======== STORED ROWS

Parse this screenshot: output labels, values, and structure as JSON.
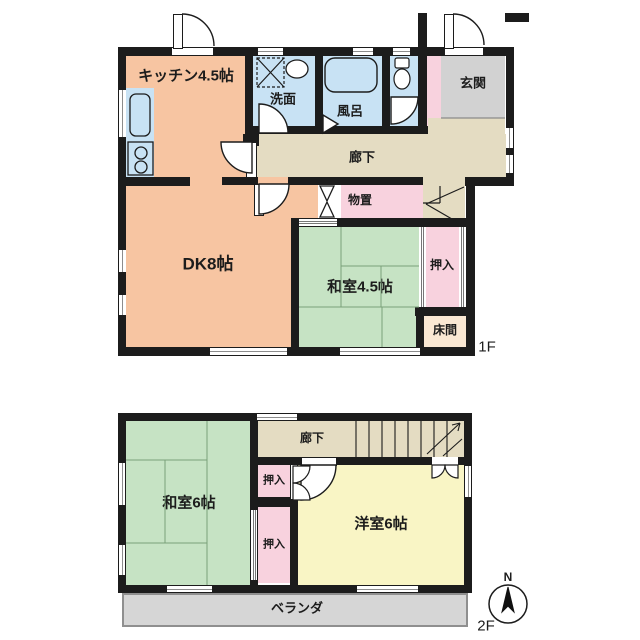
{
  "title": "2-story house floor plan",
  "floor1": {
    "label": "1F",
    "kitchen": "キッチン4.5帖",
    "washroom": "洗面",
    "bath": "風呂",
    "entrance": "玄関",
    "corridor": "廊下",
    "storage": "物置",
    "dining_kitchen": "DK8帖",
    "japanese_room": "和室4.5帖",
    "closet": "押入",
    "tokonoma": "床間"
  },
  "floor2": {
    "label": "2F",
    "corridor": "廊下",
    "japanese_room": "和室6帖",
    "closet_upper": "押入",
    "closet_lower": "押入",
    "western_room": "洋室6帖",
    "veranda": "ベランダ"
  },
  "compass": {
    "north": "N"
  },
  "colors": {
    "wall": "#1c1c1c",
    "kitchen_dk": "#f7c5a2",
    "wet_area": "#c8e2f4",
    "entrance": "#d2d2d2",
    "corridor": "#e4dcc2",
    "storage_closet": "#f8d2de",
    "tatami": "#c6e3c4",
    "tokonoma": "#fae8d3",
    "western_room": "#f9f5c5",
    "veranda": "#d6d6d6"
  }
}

================

▶ [YOUR OBJECTIVE]: Output the lines above in full and exactly as given, omitting any pictures.

▶ [FINAL RESULT]:
Parse this screenshot: output labels, values, and structure as JSON.
{
  "title": "2-story house floor plan",
  "floor1": {
    "label": "1F",
    "kitchen": "キッチン4.5帖",
    "washroom": "洗面",
    "bath": "風呂",
    "entrance": "玄関",
    "corridor": "廊下",
    "storage": "物置",
    "dining_kitchen": "DK8帖",
    "japanese_room": "和室4.5帖",
    "closet": "押入",
    "tokonoma": "床間"
  },
  "floor2": {
    "label": "2F",
    "corridor": "廊下",
    "japanese_room": "和室6帖",
    "closet_upper": "押入",
    "closet_lower": "押入",
    "western_room": "洋室6帖",
    "veranda": "ベランダ"
  },
  "compass": {
    "north": "N"
  },
  "colors": {
    "wall": "#1c1c1c",
    "kitchen_dk": "#f7c5a2",
    "wet_area": "#c8e2f4",
    "entrance": "#d2d2d2",
    "corridor": "#e4dcc2",
    "storage_closet": "#f8d2de",
    "tatami": "#c6e3c4",
    "tokonoma": "#fae8d3",
    "western_room": "#f9f5c5",
    "veranda": "#d6d6d6"
  }
}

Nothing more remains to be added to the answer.